━━━━━ Data entries ━━━━━
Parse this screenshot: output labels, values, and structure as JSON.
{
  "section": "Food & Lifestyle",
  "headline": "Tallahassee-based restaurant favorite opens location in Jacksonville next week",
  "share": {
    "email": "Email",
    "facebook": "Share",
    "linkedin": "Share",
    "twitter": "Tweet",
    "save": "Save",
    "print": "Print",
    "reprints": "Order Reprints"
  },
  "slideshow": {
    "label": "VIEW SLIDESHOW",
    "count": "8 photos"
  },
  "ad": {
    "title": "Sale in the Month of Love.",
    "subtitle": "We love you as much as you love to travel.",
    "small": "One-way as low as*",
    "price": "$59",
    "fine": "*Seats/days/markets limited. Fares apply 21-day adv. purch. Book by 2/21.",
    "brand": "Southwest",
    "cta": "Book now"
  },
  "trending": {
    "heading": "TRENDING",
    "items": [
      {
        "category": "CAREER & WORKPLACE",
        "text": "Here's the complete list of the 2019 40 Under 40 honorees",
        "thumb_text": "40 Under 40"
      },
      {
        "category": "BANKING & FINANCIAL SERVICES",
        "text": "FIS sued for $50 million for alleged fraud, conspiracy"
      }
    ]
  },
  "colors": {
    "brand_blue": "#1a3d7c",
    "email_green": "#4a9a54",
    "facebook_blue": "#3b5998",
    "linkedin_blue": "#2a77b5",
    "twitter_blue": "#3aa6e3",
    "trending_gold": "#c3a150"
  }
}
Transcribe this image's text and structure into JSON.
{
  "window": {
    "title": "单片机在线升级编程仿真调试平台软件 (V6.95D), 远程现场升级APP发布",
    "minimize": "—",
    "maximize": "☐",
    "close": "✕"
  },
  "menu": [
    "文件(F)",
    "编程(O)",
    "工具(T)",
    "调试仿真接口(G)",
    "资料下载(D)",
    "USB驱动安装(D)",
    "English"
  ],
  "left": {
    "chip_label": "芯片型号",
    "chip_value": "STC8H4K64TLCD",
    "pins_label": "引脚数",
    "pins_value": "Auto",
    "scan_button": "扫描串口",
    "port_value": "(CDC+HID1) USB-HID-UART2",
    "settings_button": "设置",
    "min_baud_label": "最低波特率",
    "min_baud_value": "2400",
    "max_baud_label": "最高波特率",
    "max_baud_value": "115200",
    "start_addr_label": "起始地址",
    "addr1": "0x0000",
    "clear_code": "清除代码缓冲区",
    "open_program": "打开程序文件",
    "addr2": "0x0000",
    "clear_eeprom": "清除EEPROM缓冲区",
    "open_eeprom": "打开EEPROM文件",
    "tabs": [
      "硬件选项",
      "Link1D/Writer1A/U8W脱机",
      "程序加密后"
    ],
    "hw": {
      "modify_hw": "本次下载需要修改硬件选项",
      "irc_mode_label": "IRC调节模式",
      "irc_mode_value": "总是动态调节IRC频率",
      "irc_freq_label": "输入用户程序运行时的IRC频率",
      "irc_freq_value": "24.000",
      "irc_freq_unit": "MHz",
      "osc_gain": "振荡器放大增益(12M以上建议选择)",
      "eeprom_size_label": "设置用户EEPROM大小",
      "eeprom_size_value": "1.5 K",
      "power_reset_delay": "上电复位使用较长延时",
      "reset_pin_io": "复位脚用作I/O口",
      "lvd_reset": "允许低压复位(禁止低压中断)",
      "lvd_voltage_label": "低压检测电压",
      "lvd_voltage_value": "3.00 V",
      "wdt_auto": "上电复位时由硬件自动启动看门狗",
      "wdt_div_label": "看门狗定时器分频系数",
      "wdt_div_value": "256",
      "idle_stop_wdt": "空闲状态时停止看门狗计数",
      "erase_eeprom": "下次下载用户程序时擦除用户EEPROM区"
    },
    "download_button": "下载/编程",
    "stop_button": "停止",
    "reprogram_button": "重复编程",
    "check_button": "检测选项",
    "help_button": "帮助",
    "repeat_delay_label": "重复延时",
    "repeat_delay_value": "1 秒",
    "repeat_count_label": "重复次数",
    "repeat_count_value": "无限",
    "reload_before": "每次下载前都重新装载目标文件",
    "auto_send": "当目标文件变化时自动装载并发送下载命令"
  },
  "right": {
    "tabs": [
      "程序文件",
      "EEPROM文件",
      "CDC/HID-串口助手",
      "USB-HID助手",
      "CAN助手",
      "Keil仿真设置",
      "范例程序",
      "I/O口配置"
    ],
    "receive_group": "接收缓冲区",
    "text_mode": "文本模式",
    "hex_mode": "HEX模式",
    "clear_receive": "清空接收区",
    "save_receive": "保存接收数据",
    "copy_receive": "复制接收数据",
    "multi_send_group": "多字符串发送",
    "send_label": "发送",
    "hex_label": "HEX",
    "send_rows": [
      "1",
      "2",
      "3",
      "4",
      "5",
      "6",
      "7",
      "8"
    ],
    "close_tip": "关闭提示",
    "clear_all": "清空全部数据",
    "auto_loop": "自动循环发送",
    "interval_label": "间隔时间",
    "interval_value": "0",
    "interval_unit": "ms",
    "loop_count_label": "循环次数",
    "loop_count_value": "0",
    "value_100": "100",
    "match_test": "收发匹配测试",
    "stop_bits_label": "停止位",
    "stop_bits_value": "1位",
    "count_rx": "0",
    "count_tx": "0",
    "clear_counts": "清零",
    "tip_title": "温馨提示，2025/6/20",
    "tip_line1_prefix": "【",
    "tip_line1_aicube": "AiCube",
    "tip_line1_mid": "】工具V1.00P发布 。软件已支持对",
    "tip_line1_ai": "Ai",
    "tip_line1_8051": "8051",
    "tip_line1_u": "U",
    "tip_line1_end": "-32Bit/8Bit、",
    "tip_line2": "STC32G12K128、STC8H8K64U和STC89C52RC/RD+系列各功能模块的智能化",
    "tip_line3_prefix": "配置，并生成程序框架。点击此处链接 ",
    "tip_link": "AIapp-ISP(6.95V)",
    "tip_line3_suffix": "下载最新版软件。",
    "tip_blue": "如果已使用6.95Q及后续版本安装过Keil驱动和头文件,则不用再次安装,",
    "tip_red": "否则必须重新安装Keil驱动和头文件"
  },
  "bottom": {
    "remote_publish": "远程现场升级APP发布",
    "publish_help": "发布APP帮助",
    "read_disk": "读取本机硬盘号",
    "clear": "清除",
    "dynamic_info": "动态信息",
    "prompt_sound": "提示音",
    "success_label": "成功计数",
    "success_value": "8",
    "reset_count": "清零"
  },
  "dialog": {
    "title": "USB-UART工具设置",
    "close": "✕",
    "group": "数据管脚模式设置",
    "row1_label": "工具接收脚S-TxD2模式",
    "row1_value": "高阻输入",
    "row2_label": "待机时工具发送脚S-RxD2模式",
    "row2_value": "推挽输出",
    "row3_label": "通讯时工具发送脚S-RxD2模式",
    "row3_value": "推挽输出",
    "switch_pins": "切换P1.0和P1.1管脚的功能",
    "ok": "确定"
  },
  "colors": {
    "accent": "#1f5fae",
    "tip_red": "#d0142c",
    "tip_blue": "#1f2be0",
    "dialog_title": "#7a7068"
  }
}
━━━━━
Task requirements: From the records above, extract every entry exactly as given.

Result of the task:
Parse this screenshot: output labels, values, and structure as JSON.
{
  "section": "Food & Lifestyle",
  "headline": "Tallahassee-based restaurant favorite opens location in Jacksonville next week",
  "share": {
    "email": "Email",
    "facebook": "Share",
    "linkedin": "Share",
    "twitter": "Tweet",
    "save": "Save",
    "print": "Print",
    "reprints": "Order Reprints"
  },
  "slideshow": {
    "label": "VIEW SLIDESHOW",
    "count": "8 photos"
  },
  "ad": {
    "title": "Sale in the Month of Love.",
    "subtitle": "We love you as much as you love to travel.",
    "small": "One-way as low as*",
    "price": "$59",
    "fine": "*Seats/days/markets limited. Fares apply 21-day adv. purch. Book by 2/21.",
    "brand": "Southwest",
    "cta": "Book now"
  },
  "trending": {
    "heading": "TRENDING",
    "items": [
      {
        "category": "CAREER & WORKPLACE",
        "text": "Here's the complete list of the 2019 40 Under 40 honorees",
        "thumb_text": "40 Under 40"
      },
      {
        "category": "BANKING & FINANCIAL SERVICES",
        "text": "FIS sued for $50 million for alleged fraud, conspiracy"
      }
    ]
  },
  "colors": {
    "brand_blue": "#1a3d7c",
    "email_green": "#4a9a54",
    "facebook_blue": "#3b5998",
    "linkedin_blue": "#2a77b5",
    "twitter_blue": "#3aa6e3",
    "trending_gold": "#c3a150"
  }
}
Transcribe this image's text and structure into JSON.
{
  "window": {
    "title": "单片机在线升级编程仿真调试平台软件 (V6.95D), 远程现场升级APP发布",
    "minimize": "—",
    "maximize": "☐",
    "close": "✕"
  },
  "menu": [
    "文件(F)",
    "编程(O)",
    "工具(T)",
    "调试仿真接口(G)",
    "资料下载(D)",
    "USB驱动安装(D)",
    "English"
  ],
  "left": {
    "chip_label": "芯片型号",
    "chip_value": "STC8H4K64TLCD",
    "pins_label": "引脚数",
    "pins_value": "Auto",
    "scan_button": "扫描串口",
    "port_value": "(CDC+HID1) USB-HID-UART2",
    "settings_button": "设置",
    "min_baud_label": "最低波特率",
    "min_baud_value": "2400",
    "max_baud_label": "最高波特率",
    "max_baud_value": "115200",
    "start_addr_label": "起始地址",
    "addr1": "0x0000",
    "clear_code": "清除代码缓冲区",
    "open_program": "打开程序文件",
    "addr2": "0x0000",
    "clear_eeprom": "清除EEPROM缓冲区",
    "open_eeprom": "打开EEPROM文件",
    "tabs": [
      "硬件选项",
      "Link1D/Writer1A/U8W脱机",
      "程序加密后"
    ],
    "hw": {
      "modify_hw": "本次下载需要修改硬件选项",
      "irc_mode_label": "IRC调节模式",
      "irc_mode_value": "总是动态调节IRC频率",
      "irc_freq_label": "输入用户程序运行时的IRC频率",
      "irc_freq_value": "24.000",
      "irc_freq_unit": "MHz",
      "osc_gain": "振荡器放大增益(12M以上建议选择)",
      "eeprom_size_label": "设置用户EEPROM大小",
      "eeprom_size_value": "1.5 K",
      "power_reset_delay": "上电复位使用较长延时",
      "reset_pin_io": "复位脚用作I/O口",
      "lvd_reset": "允许低压复位(禁止低压中断)",
      "lvd_voltage_label": "低压检测电压",
      "lvd_voltage_value": "3.00 V",
      "wdt_auto": "上电复位时由硬件自动启动看门狗",
      "wdt_div_label": "看门狗定时器分频系数",
      "wdt_div_value": "256",
      "idle_stop_wdt": "空闲状态时停止看门狗计数",
      "erase_eeprom": "下次下载用户程序时擦除用户EEPROM区"
    },
    "download_button": "下载/编程",
    "stop_button": "停止",
    "reprogram_button": "重复编程",
    "check_button": "检测选项",
    "help_button": "帮助",
    "repeat_delay_label": "重复延时",
    "repeat_delay_value": "1 秒",
    "repeat_count_label": "重复次数",
    "repeat_count_value": "无限",
    "reload_before": "每次下载前都重新装载目标文件",
    "auto_send": "当目标文件变化时自动装载并发送下载命令"
  },
  "right": {
    "tabs": [
      "程序文件",
      "EEPROM文件",
      "CDC/HID-串口助手",
      "USB-HID助手",
      "CAN助手",
      "Keil仿真设置",
      "范例程序",
      "I/O口配置"
    ],
    "receive_group": "接收缓冲区",
    "text_mode": "文本模式",
    "hex_mode": "HEX模式",
    "clear_receive": "清空接收区",
    "save_receive": "保存接收数据",
    "copy_receive": "复制接收数据",
    "multi_send_group": "多字符串发送",
    "send_label": "发送",
    "hex_label": "HEX",
    "send_rows": [
      "1",
      "2",
      "3",
      "4",
      "5",
      "6",
      "7",
      "8"
    ],
    "close_tip": "关闭提示",
    "clear_all": "清空全部数据",
    "auto_loop": "自动循环发送",
    "interval_label": "间隔时间",
    "interval_value": "0",
    "interval_unit": "ms",
    "loop_count_label": "循环次数",
    "loop_count_value": "0",
    "value_100": "100",
    "match_test": "收发匹配测试",
    "stop_bits_label": "停止位",
    "stop_bits_value": "1位",
    "count_rx": "0",
    "count_tx": "0",
    "clear_counts": "清零",
    "tip_title": "温馨提示，2025/6/20",
    "tip_line1_prefix": "【",
    "tip_line1_aicube": "AiCube",
    "tip_line1_mid": "】工具V1.00P发布 。软件已支持对",
    "tip_line1_ai": "Ai",
    "tip_line1_8051": "8051",
    "tip_line1_u": "U",
    "tip_line1_end": "-32Bit/8Bit、",
    "tip_line2": "STC32G12K128、STC8H8K64U和STC89C52RC/RD+系列各功能模块的智能化",
    "tip_line3_prefix": "配置，并生成程序框架。点击此处链接 ",
    "tip_link": "AIapp-ISP(6.95V)",
    "tip_line3_suffix": "下载最新版软件。",
    "tip_blue": "如果已使用6.95Q及后续版本安装过Keil驱动和头文件,则不用再次安装,",
    "tip_red": "否则必须重新安装Keil驱动和头文件"
  },
  "bottom": {
    "remote_publish": "远程现场升级APP发布",
    "publish_help": "发布APP帮助",
    "read_disk": "读取本机硬盘号",
    "clear": "清除",
    "dynamic_info": "动态信息",
    "prompt_sound": "提示音",
    "success_label": "成功计数",
    "success_value": "8",
    "reset_count": "清零"
  },
  "dialog": {
    "title": "USB-UART工具设置",
    "close": "✕",
    "group": "数据管脚模式设置",
    "row1_label": "工具接收脚S-TxD2模式",
    "row1_value": "高阻输入",
    "row2_label": "待机时工具发送脚S-RxD2模式",
    "row2_value": "推挽输出",
    "row3_label": "通讯时工具发送脚S-RxD2模式",
    "row3_value": "推挽输出",
    "switch_pins": "切换P1.0和P1.1管脚的功能",
    "ok": "确定"
  },
  "colors": {
    "accent": "#1f5fae",
    "tip_red": "#d0142c",
    "tip_blue": "#1f2be0",
    "dialog_title": "#7a7068"
  }
}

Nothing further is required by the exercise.